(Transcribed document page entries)

----------------

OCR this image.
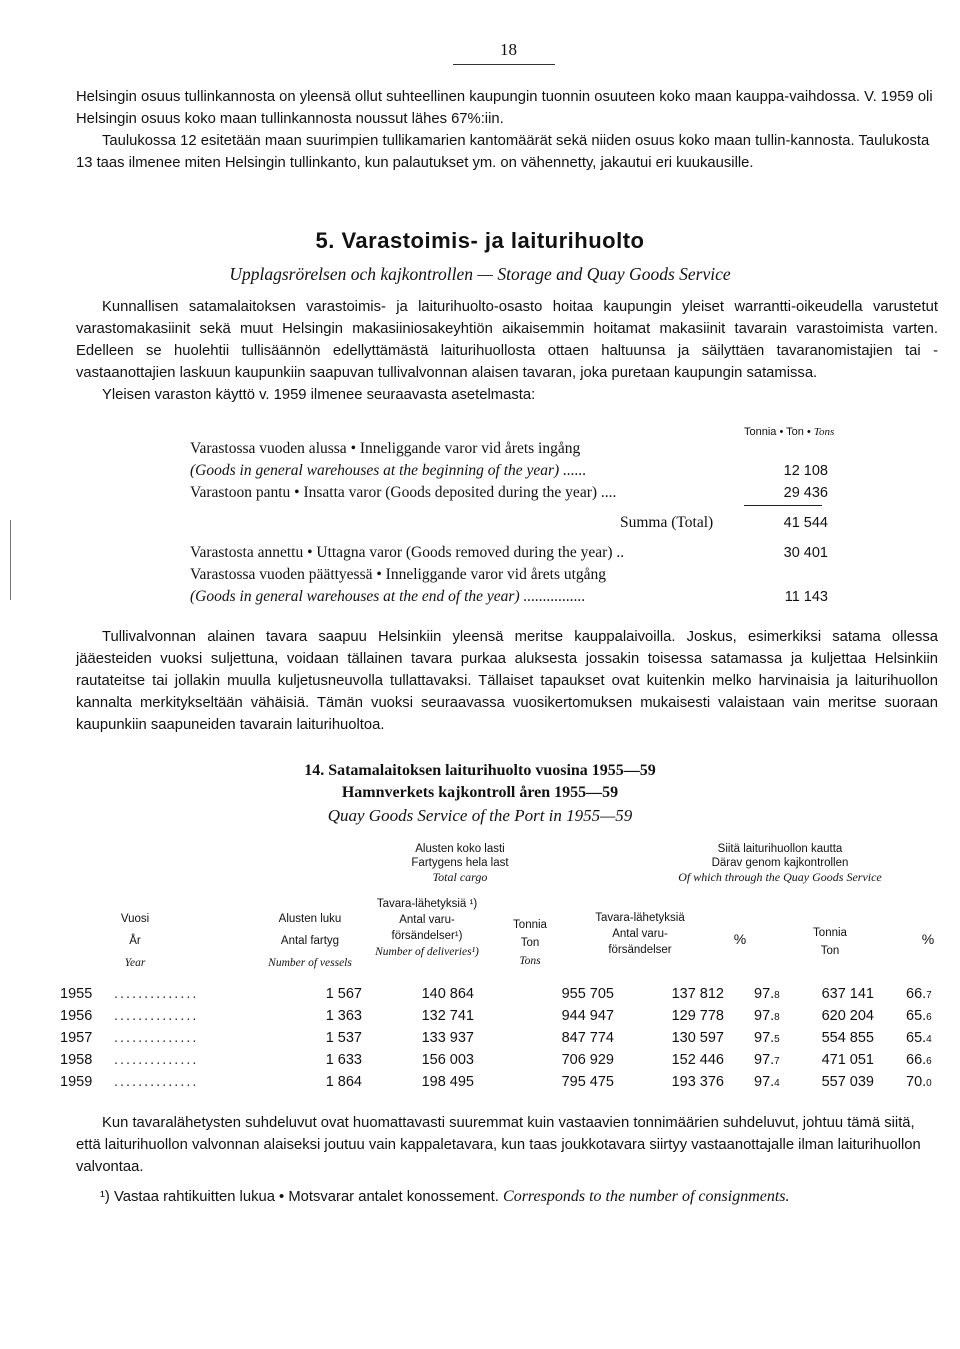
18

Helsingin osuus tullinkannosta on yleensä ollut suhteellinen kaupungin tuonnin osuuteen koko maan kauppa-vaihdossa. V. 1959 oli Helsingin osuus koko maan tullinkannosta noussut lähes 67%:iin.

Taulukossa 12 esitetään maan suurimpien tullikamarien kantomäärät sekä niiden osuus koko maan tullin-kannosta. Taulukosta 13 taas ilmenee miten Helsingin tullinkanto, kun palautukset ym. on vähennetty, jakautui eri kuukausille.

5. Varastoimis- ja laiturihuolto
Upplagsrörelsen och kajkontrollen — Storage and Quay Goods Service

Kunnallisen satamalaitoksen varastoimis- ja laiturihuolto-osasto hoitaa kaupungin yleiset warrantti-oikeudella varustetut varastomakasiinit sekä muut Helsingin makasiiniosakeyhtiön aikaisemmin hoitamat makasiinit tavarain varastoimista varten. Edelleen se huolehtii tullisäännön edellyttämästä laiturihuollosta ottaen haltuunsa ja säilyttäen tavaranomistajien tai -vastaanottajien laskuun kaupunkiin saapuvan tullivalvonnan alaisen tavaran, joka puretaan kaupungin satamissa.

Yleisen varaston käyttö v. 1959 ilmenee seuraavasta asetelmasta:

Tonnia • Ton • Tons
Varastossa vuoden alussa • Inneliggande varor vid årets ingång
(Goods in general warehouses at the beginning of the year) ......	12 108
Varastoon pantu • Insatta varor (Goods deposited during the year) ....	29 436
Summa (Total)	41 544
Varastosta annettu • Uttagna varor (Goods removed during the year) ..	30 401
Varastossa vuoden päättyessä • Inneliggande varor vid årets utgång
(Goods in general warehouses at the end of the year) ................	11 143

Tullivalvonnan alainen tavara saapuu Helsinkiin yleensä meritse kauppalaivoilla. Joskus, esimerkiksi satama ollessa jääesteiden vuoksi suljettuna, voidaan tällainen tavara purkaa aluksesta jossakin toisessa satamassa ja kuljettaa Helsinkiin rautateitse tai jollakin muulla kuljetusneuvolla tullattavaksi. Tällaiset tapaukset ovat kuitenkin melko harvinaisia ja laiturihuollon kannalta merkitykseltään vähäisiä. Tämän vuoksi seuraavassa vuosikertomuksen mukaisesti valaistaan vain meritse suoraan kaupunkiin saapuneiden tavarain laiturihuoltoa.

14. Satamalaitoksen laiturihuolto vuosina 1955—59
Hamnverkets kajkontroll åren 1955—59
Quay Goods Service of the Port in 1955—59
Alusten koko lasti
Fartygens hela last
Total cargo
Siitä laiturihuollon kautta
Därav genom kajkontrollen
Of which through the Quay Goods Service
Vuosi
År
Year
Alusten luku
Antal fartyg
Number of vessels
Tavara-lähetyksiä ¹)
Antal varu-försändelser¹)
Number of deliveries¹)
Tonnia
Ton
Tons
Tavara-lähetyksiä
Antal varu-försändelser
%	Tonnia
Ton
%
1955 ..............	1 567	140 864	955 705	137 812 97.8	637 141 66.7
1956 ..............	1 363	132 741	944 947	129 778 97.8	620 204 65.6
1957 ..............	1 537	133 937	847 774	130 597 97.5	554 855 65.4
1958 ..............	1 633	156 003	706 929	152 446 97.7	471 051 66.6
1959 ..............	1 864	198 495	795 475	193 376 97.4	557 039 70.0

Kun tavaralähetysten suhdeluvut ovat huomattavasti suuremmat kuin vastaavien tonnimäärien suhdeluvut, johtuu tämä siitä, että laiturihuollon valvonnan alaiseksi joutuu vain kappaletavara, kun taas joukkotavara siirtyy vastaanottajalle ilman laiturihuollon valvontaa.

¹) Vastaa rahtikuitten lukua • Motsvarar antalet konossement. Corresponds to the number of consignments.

----------------

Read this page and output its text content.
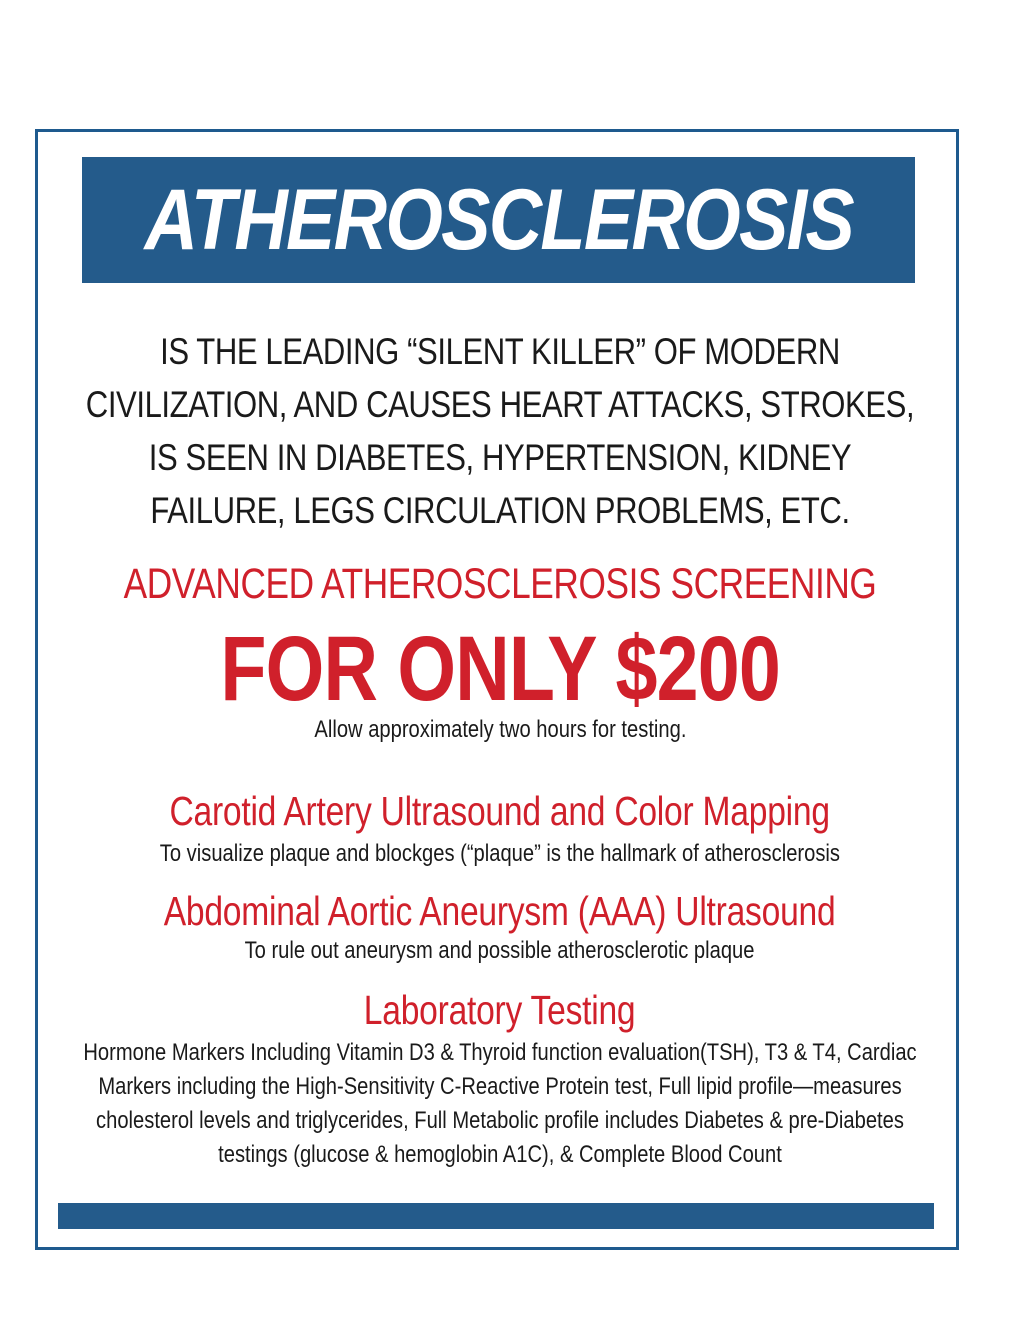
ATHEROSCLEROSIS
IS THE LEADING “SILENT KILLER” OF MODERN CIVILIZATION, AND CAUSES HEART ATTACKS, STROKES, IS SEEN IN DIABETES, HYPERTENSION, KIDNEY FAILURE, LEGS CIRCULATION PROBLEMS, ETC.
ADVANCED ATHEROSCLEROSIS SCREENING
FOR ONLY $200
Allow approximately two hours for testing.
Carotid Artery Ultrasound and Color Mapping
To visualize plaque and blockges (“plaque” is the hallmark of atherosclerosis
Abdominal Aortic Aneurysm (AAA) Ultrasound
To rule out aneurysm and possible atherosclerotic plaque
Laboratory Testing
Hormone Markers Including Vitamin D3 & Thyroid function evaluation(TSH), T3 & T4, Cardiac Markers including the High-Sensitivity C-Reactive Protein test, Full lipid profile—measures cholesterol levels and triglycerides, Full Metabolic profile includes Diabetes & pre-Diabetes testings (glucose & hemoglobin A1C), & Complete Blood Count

----------------

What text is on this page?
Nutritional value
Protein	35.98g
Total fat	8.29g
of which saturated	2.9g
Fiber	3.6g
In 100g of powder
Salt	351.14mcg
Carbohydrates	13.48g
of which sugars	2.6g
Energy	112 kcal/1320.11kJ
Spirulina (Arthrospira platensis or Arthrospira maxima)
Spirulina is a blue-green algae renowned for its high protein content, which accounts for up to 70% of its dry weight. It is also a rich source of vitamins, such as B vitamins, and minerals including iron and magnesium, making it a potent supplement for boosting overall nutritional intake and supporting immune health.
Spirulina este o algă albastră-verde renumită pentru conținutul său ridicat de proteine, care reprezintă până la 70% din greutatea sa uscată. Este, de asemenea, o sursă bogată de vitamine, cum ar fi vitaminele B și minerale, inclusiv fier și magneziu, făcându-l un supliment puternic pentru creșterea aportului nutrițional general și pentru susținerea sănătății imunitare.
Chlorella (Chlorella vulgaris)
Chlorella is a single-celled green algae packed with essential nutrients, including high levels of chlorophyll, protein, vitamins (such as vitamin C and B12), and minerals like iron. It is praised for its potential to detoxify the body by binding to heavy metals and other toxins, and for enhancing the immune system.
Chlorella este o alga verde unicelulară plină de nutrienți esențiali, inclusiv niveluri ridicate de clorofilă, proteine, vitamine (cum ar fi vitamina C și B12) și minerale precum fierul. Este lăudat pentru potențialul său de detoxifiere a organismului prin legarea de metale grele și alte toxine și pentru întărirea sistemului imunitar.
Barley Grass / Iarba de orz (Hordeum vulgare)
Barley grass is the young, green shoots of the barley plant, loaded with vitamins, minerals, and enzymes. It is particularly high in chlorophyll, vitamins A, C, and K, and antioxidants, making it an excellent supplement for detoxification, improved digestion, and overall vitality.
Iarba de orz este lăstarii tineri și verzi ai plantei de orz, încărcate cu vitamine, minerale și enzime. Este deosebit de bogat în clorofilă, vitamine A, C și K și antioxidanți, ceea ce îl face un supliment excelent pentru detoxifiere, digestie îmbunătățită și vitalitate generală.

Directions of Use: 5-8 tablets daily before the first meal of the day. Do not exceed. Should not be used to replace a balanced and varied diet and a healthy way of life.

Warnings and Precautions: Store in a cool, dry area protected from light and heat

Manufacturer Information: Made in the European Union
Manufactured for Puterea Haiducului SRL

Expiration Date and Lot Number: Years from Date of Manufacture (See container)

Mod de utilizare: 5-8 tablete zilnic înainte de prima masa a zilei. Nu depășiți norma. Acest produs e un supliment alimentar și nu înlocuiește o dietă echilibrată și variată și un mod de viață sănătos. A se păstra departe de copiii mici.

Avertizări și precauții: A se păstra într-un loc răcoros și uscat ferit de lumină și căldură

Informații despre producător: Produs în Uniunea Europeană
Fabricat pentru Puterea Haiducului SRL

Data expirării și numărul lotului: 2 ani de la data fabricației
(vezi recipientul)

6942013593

----------------

- [Task details]
Only lines containing the string "this" belong in the answer; find them in the data above and copy them.

- [Exercise response]
OCR this image.
Read this page and output its text content.
What text is on this page?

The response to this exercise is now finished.